=== Dataset ===
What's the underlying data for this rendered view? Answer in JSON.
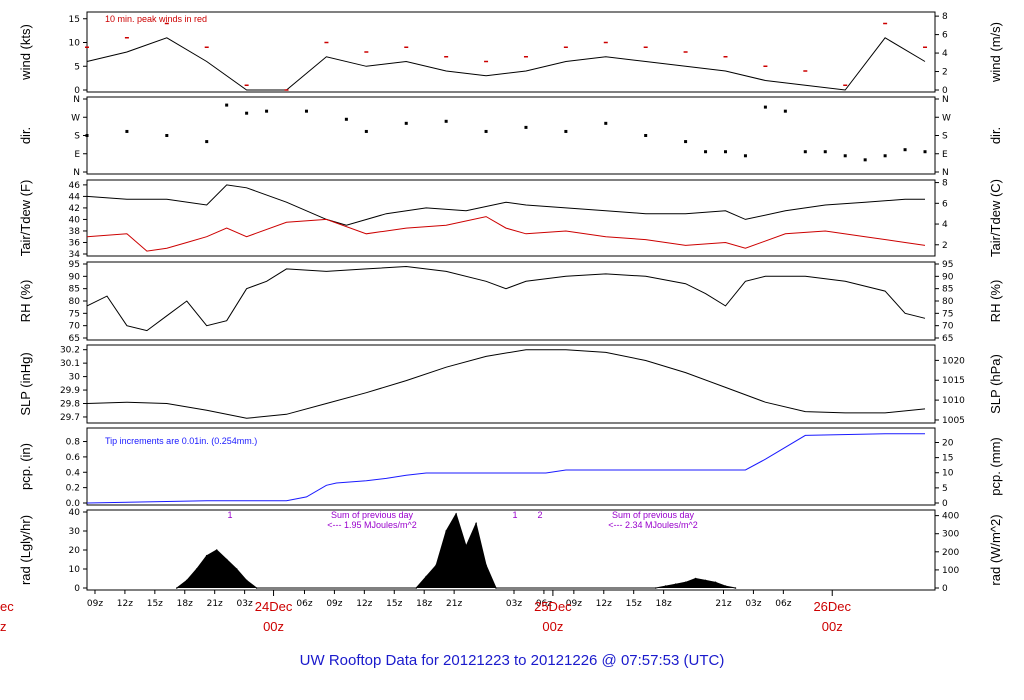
{
  "title": "UW Rooftop Data for 20121223  to  20121226 @ 07:57:53  (UTC)",
  "edge_labels": [
    "ec",
    "z"
  ],
  "hour_ticks": [
    "09z",
    "12z",
    "15z",
    "18z",
    "21z",
    "03z",
    "06z",
    "09z",
    "12z",
    "15z",
    "18z",
    "21z",
    "03z",
    "06z",
    "09z",
    "12z",
    "15z",
    "18z",
    "21z",
    "03z",
    "06z"
  ],
  "day_labels": [
    {
      "date": "24Dec",
      "hour": "00z"
    },
    {
      "date": "25Dec",
      "hour": "00z"
    },
    {
      "date": "26Dec",
      "hour": "00z"
    }
  ],
  "colors": {
    "red": "#cc0000",
    "blue": "#1a1aff",
    "purple": "#9900cc",
    "title": "#1a1acc"
  },
  "chart_data": [
    {
      "type": "line",
      "panel": "wind",
      "ylabel": "wind (kts)",
      "ylabel_right": "wind (m/s)",
      "yticks": [
        0,
        5,
        10,
        15
      ],
      "yticks_right": [
        0,
        2,
        4,
        6,
        8
      ],
      "ylim": [
        0,
        16
      ],
      "annotation": "10 min. peak winds in red",
      "series": [
        {
          "x": [
            0,
            4,
            8,
            12,
            16,
            20,
            24,
            28,
            32,
            36,
            40,
            44,
            48,
            52,
            56,
            60,
            64,
            68,
            72,
            76,
            80,
            84
          ],
          "y": [
            6,
            8,
            11,
            6,
            0,
            0,
            7,
            5,
            6,
            4,
            3,
            4,
            6,
            7,
            6,
            5,
            4,
            2,
            1,
            0,
            11,
            6
          ]
        },
        {
          "x": [
            0,
            4,
            8,
            12,
            16,
            20,
            24,
            28,
            32,
            36,
            40,
            44,
            48,
            52,
            56,
            60,
            64,
            68,
            72,
            76,
            80,
            84
          ],
          "y": [
            9,
            11,
            14,
            9,
            1,
            0,
            10,
            8,
            9,
            7,
            6,
            7,
            9,
            10,
            9,
            8,
            7,
            5,
            4,
            1,
            14,
            9
          ]
        }
      ]
    },
    {
      "type": "scatter",
      "panel": "dir.",
      "ylabel": "dir.",
      "ylabel_right": "dir.",
      "yticks": [
        "N",
        "E",
        "S",
        "W",
        "N"
      ],
      "yticks_right": [
        "N",
        "E",
        "S",
        "W",
        "N"
      ],
      "series": [
        {
          "x": [
            0,
            4,
            8,
            12,
            14,
            16,
            18,
            22,
            26,
            28,
            32,
            36,
            40,
            44,
            48,
            52,
            56,
            60,
            62,
            64,
            66,
            68,
            70,
            72,
            74,
            76,
            78,
            80,
            82,
            84
          ],
          "y": [
            180,
            200,
            180,
            150,
            330,
            290,
            300,
            300,
            260,
            200,
            240,
            250,
            200,
            220,
            200,
            240,
            180,
            150,
            100,
            100,
            80,
            320,
            300,
            100,
            100,
            80,
            60,
            80,
            110,
            100
          ]
        }
      ]
    },
    {
      "type": "line",
      "panel": "temperature",
      "ylabel": "Tair/Tdew (F)",
      "ylabel_right": "Tair/Tdew (C)",
      "yticks": [
        34,
        36,
        38,
        40,
        42,
        44,
        46
      ],
      "yticks_right": [
        2,
        4,
        6,
        8
      ],
      "ylim": [
        34,
        46.5
      ],
      "series": [
        {
          "x": [
            0,
            4,
            8,
            12,
            14,
            16,
            20,
            24,
            26,
            30,
            34,
            38,
            42,
            44,
            48,
            52,
            56,
            60,
            64,
            66,
            70,
            74,
            78,
            82,
            84
          ],
          "y": [
            44,
            43.5,
            43.5,
            42.5,
            46,
            45.5,
            43,
            40,
            39,
            41,
            42,
            41.5,
            43,
            42.5,
            42,
            41.5,
            41,
            41,
            41.5,
            40,
            41.5,
            42.5,
            43,
            43.5,
            43.5
          ]
        },
        {
          "x": [
            0,
            4,
            6,
            8,
            10,
            12,
            14,
            16,
            20,
            24,
            28,
            32,
            36,
            40,
            42,
            44,
            48,
            52,
            56,
            60,
            64,
            66,
            70,
            74,
            78,
            82,
            84
          ],
          "y": [
            37,
            37.5,
            34.5,
            35,
            36,
            37,
            38.5,
            37,
            39.5,
            40,
            37.5,
            38.5,
            39,
            40.5,
            38.5,
            37.5,
            38,
            37,
            36.5,
            35.5,
            36,
            35,
            37.5,
            38,
            37,
            36,
            35.5
          ]
        }
      ]
    },
    {
      "type": "line",
      "panel": "RH",
      "ylabel": "RH (%)",
      "ylabel_right": "RH (%)",
      "yticks": [
        65,
        70,
        75,
        80,
        85,
        90,
        95
      ],
      "yticks_right": [
        65,
        70,
        75,
        80,
        85,
        90,
        95
      ],
      "ylim": [
        65,
        95
      ],
      "series": [
        {
          "x": [
            0,
            2,
            4,
            6,
            8,
            10,
            12,
            14,
            16,
            18,
            20,
            24,
            28,
            32,
            36,
            40,
            42,
            44,
            48,
            52,
            56,
            60,
            62,
            64,
            66,
            68,
            72,
            76,
            80,
            82,
            84
          ],
          "y": [
            78,
            82,
            70,
            68,
            74,
            80,
            70,
            72,
            85,
            88,
            93,
            92,
            93,
            94,
            92,
            88,
            85,
            88,
            90,
            91,
            90,
            87,
            83,
            78,
            88,
            90,
            90,
            88,
            84,
            75,
            73
          ]
        }
      ]
    },
    {
      "type": "line",
      "panel": "SLP",
      "ylabel": "SLP (inHg)",
      "ylabel_right": "SLP (hPa)",
      "yticks": [
        29.7,
        29.8,
        29.9,
        30.0,
        30.1,
        30.2
      ],
      "yticks_right": [
        1005,
        1010,
        1015,
        1020
      ],
      "ylim": [
        29.67,
        30.22
      ],
      "series": [
        {
          "x": [
            0,
            4,
            8,
            12,
            16,
            20,
            24,
            28,
            32,
            36,
            40,
            44,
            48,
            52,
            56,
            60,
            64,
            68,
            72,
            76,
            80,
            84
          ],
          "y": [
            29.8,
            29.81,
            29.8,
            29.75,
            29.69,
            29.72,
            29.8,
            29.88,
            29.97,
            30.07,
            30.15,
            30.2,
            30.2,
            30.18,
            30.12,
            30.03,
            29.92,
            29.81,
            29.74,
            29.73,
            29.73,
            29.76
          ]
        }
      ]
    },
    {
      "type": "line",
      "panel": "pcp",
      "ylabel": "pcp. (in)",
      "ylabel_right": "pcp. (mm)",
      "yticks": [
        0.0,
        0.2,
        0.4,
        0.6,
        0.8
      ],
      "yticks_right": [
        0,
        5,
        10,
        15,
        20
      ],
      "ylim": [
        0,
        0.95
      ],
      "annotation": "Tip increments are 0.01in. (0.254mm.)",
      "series": [
        {
          "x": [
            0,
            8,
            12,
            20,
            22,
            24,
            25,
            28,
            30,
            32,
            34,
            46,
            48,
            66,
            68,
            72,
            80,
            84
          ],
          "y": [
            0,
            0.02,
            0.03,
            0.03,
            0.08,
            0.23,
            0.26,
            0.29,
            0.32,
            0.36,
            0.39,
            0.39,
            0.43,
            0.43,
            0.57,
            0.88,
            0.9,
            0.9
          ]
        }
      ]
    },
    {
      "type": "area",
      "panel": "rad",
      "ylabel": "rad (Lgly/hr)",
      "ylabel_right": "rad (W/m^2)",
      "yticks": [
        0,
        10,
        20,
        30,
        40
      ],
      "yticks_right": [
        0,
        100,
        200,
        300,
        400
      ],
      "ylim": [
        0,
        40
      ],
      "annotations": [
        {
          "text": "1"
        },
        {
          "text": "Sum of previous day"
        },
        {
          "text": "<--- 1.95 MJoules/m^2"
        },
        {
          "text": "1"
        },
        {
          "text": "2"
        },
        {
          "text": "Sum of previous day"
        },
        {
          "text": "<--- 2.34 MJoules/m^2"
        }
      ],
      "series": [
        {
          "x": [
            9,
            10,
            11,
            12,
            13,
            14,
            15,
            16,
            17,
            33,
            34,
            35,
            36,
            37,
            38,
            39,
            40,
            41,
            57,
            58,
            59,
            60,
            61,
            62,
            63,
            64,
            65
          ],
          "y": [
            0,
            4,
            10,
            17,
            20,
            15,
            10,
            4,
            0,
            0,
            6,
            12,
            30,
            39,
            22,
            34,
            12,
            0,
            0,
            1,
            2,
            3,
            5,
            4,
            3,
            1,
            0
          ]
        }
      ]
    }
  ]
}
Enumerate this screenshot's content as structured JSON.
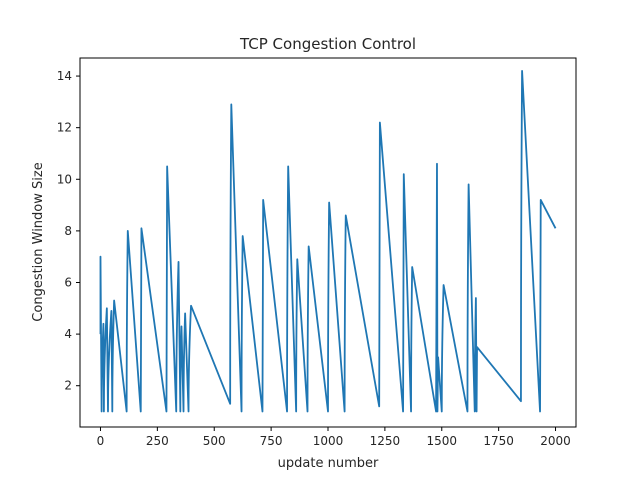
{
  "chart_data": {
    "type": "line",
    "title": "TCP Congestion Control",
    "xlabel": "update number",
    "ylabel": "Congestion Window Size",
    "xlim": [
      -90,
      2090
    ],
    "ylim": [
      0.4,
      14.7
    ],
    "x_ticks": [
      0,
      250,
      500,
      750,
      1000,
      1250,
      1500,
      1750,
      2000
    ],
    "y_ticks": [
      2,
      4,
      6,
      8,
      10,
      12,
      14
    ],
    "grid": false,
    "line_color": "#1f77b4",
    "cycles": [
      [
        0,
        4.0
      ],
      [
        0,
        7.0
      ],
      [
        5,
        1.0
      ],
      [
        13,
        4.4
      ],
      [
        15,
        1.0
      ],
      [
        28,
        5.0
      ],
      [
        33,
        1.0
      ],
      [
        48,
        4.9
      ],
      [
        52,
        1.0
      ],
      [
        60,
        5.3
      ],
      [
        115,
        1.0
      ],
      [
        120,
        8.0
      ],
      [
        177,
        1.0
      ],
      [
        180,
        8.1
      ],
      [
        290,
        1.0
      ],
      [
        293,
        10.5
      ],
      [
        333,
        1.0
      ],
      [
        343,
        6.8
      ],
      [
        351,
        1.0
      ],
      [
        356,
        4.3
      ],
      [
        365,
        1.0
      ],
      [
        372,
        4.8
      ],
      [
        387,
        1.0
      ],
      [
        398,
        5.1
      ],
      [
        570,
        1.3
      ],
      [
        575,
        12.9
      ],
      [
        620,
        1.0
      ],
      [
        625,
        7.8
      ],
      [
        712,
        1.0
      ],
      [
        715,
        9.2
      ],
      [
        820,
        1.0
      ],
      [
        825,
        10.5
      ],
      [
        860,
        1.0
      ],
      [
        865,
        6.9
      ],
      [
        910,
        1.0
      ],
      [
        915,
        7.4
      ],
      [
        1000,
        1.0
      ],
      [
        1005,
        9.1
      ],
      [
        1073,
        1.0
      ],
      [
        1078,
        8.6
      ],
      [
        1225,
        1.2
      ],
      [
        1228,
        12.2
      ],
      [
        1330,
        1.0
      ],
      [
        1333,
        10.2
      ],
      [
        1365,
        1.0
      ],
      [
        1370,
        6.6
      ],
      [
        1475,
        1.0
      ],
      [
        1479,
        10.6
      ],
      [
        1481,
        1.0
      ],
      [
        1484,
        3.1
      ],
      [
        1500,
        1.0
      ],
      [
        1508,
        5.9
      ],
      [
        1613,
        1.0
      ],
      [
        1618,
        9.8
      ],
      [
        1645,
        1.0
      ],
      [
        1650,
        5.4
      ],
      [
        1653,
        1.0
      ],
      [
        1655,
        3.5
      ],
      [
        1848,
        1.4
      ],
      [
        1853,
        14.2
      ],
      [
        1932,
        1.0
      ],
      [
        1935,
        9.2
      ],
      [
        2000,
        8.1
      ]
    ]
  }
}
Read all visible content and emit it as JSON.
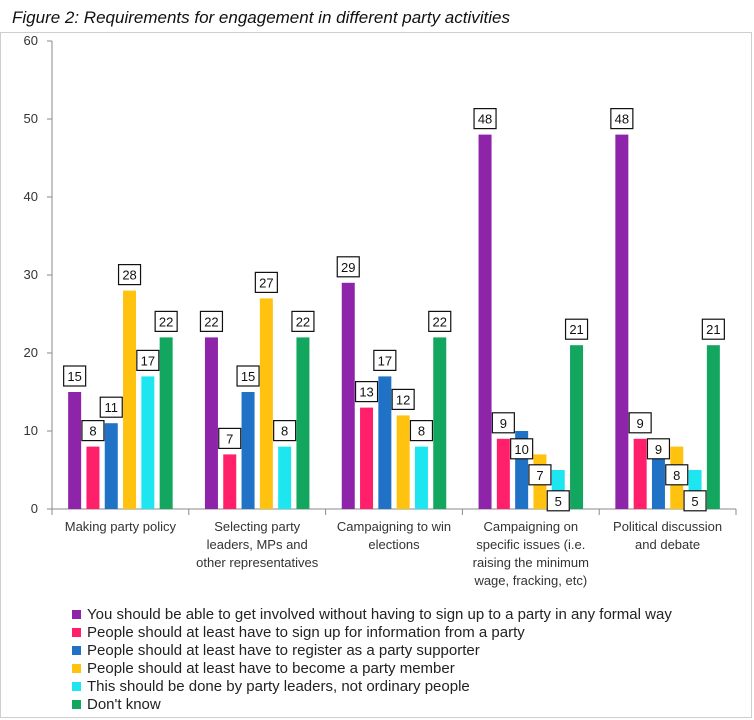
{
  "figure": {
    "title": "Figure 2: Requirements for engagement in different party activities"
  },
  "chart_data": {
    "type": "bar",
    "title": "Figure 2: Requirements for engagement in different party activities",
    "xlabel": "",
    "ylabel": "",
    "ylim": [
      0,
      60
    ],
    "yticks": [
      "0",
      "10",
      "20",
      "30",
      "40",
      "50",
      "60"
    ],
    "grid": false,
    "legend_position": "bottom",
    "categories": [
      [
        "Making party policy"
      ],
      [
        "Selecting party",
        "leaders, MPs and",
        "other representatives"
      ],
      [
        "Campaigning to win",
        "elections"
      ],
      [
        "Campaigning on",
        "specific issues (i.e.",
        "raising the minimum",
        "wage, fracking, etc)"
      ],
      [
        "Political discussion",
        "and debate"
      ]
    ],
    "series": [
      {
        "name": "You should be able to get involved without having to sign up to a party in any formal way",
        "color": "#8e24aa",
        "values": [
          15,
          22,
          29,
          48,
          48
        ]
      },
      {
        "name": "People should at least have to sign up for information from a party",
        "color": "#ff1f6b",
        "values": [
          8,
          7,
          13,
          9,
          9
        ]
      },
      {
        "name": "People should at least have to register as a party supporter",
        "color": "#1f72c6",
        "values": [
          11,
          15,
          17,
          10,
          9
        ]
      },
      {
        "name": "People should at least have to become a party member",
        "color": "#ffc20e",
        "values": [
          28,
          27,
          12,
          7,
          8
        ]
      },
      {
        "name": "This should be done by party leaders, not ordinary people",
        "color": "#1ee6f0",
        "values": [
          17,
          8,
          8,
          5,
          5
        ]
      },
      {
        "name": "Don't know",
        "color": "#12a65e",
        "values": [
          22,
          22,
          22,
          21,
          21
        ]
      }
    ],
    "labels": [
      [
        "15",
        "22",
        "29",
        "48",
        "48"
      ],
      [
        "8",
        "7",
        "13",
        "9",
        "9"
      ],
      [
        "11",
        "15",
        "17",
        "10",
        "9"
      ],
      [
        "28",
        "27",
        "12",
        "7",
        "8"
      ],
      [
        "17",
        "8",
        "8",
        "5",
        "5"
      ],
      [
        "22",
        "22",
        "22",
        "21",
        "21"
      ]
    ]
  }
}
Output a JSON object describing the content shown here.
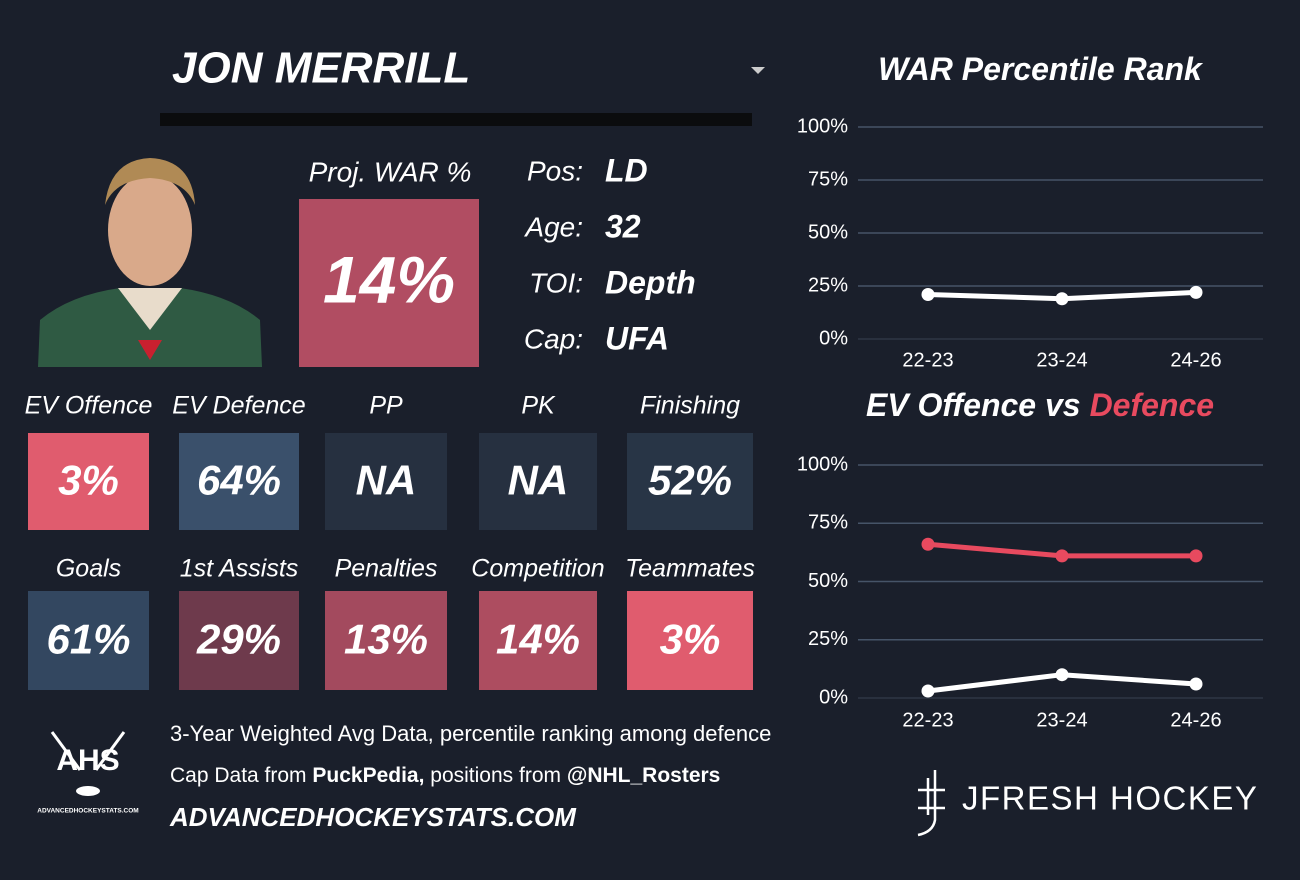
{
  "player": {
    "name": "JON MERRILL",
    "proj_label": "Proj. WAR %",
    "proj_value": "14%",
    "info": [
      {
        "label": "Pos:",
        "value": "LD"
      },
      {
        "label": "Age:",
        "value": "32"
      },
      {
        "label": "TOI:",
        "value": "Depth"
      },
      {
        "label": "Cap:",
        "value": "UFA"
      }
    ]
  },
  "tiles": [
    {
      "label": "EV Offence",
      "value": "3%",
      "color": "#e05c6e"
    },
    {
      "label": "EV Defence",
      "value": "64%",
      "color": "#3a506b"
    },
    {
      "label": "PP",
      "value": "NA",
      "color": "#263040"
    },
    {
      "label": "PK",
      "value": "NA",
      "color": "#263040"
    },
    {
      "label": "Finishing",
      "value": "52%",
      "color": "#283546"
    },
    {
      "label": "Goals",
      "value": "61%",
      "color": "#334760"
    },
    {
      "label": "1st Assists",
      "value": "29%",
      "color": "#6e3a4c"
    },
    {
      "label": "Penalties",
      "value": "13%",
      "color": "#a34a5e"
    },
    {
      "label": "Competition",
      "value": "14%",
      "color": "#ad4d60"
    },
    {
      "label": "Teammates",
      "value": "3%",
      "color": "#e05c6e"
    }
  ],
  "footer": {
    "line1": "3-Year Weighted Avg Data, percentile ranking among defence",
    "line2": [
      "Cap Data from ",
      "PuckPedia,",
      " positions from ",
      "@NHL_Rosters"
    ],
    "site": "ADVANCEDHOCKEYSTATS.COM",
    "ahs_logo": "AHS",
    "ahs_small": "ADVANCEDHOCKEYSTATS.COM",
    "brand": "JFRESH HOCKEY"
  },
  "chart_data": [
    {
      "type": "line",
      "title_parts": [
        {
          "text": "WAR Percentile Rank",
          "color": "#ffffff"
        }
      ],
      "categories": [
        "22-23",
        "23-24",
        "24-26"
      ],
      "series": [
        {
          "color": "#ffffff",
          "values": [
            21,
            19,
            22
          ]
        }
      ],
      "ylim": [
        0,
        100
      ],
      "yticks": [
        {
          "value": 0,
          "label": "0%"
        },
        {
          "value": 25,
          "label": "25%"
        },
        {
          "value": 50,
          "label": "50%"
        },
        {
          "value": 75,
          "label": "75%"
        },
        {
          "value": 100,
          "label": "100%"
        }
      ],
      "grid": true
    },
    {
      "type": "line",
      "title_parts": [
        {
          "text": "EV Offence vs",
          "color": "#ffffff"
        },
        {
          "text": "Defence",
          "color": "#e84a5f"
        }
      ],
      "categories": [
        "22-23",
        "23-24",
        "24-26"
      ],
      "series": [
        {
          "color": "#e84a5f",
          "values": [
            66,
            61,
            61
          ]
        },
        {
          "color": "#ffffff",
          "values": [
            3,
            10,
            6
          ]
        }
      ],
      "ylim": [
        0,
        100
      ],
      "yticks": [
        {
          "value": 0,
          "label": "0%"
        },
        {
          "value": 25,
          "label": "25%"
        },
        {
          "value": 50,
          "label": "50%"
        },
        {
          "value": 75,
          "label": "75%"
        },
        {
          "value": 100,
          "label": "100%"
        }
      ],
      "grid": true
    }
  ]
}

=== Required task ===
Collect the complete line wherever the string "Tair" appears in the records.

=== Reply ===
      "ylabel": "Tair/Tdew (F)",
      "ylabel_right": "Tair/Tdew (C)",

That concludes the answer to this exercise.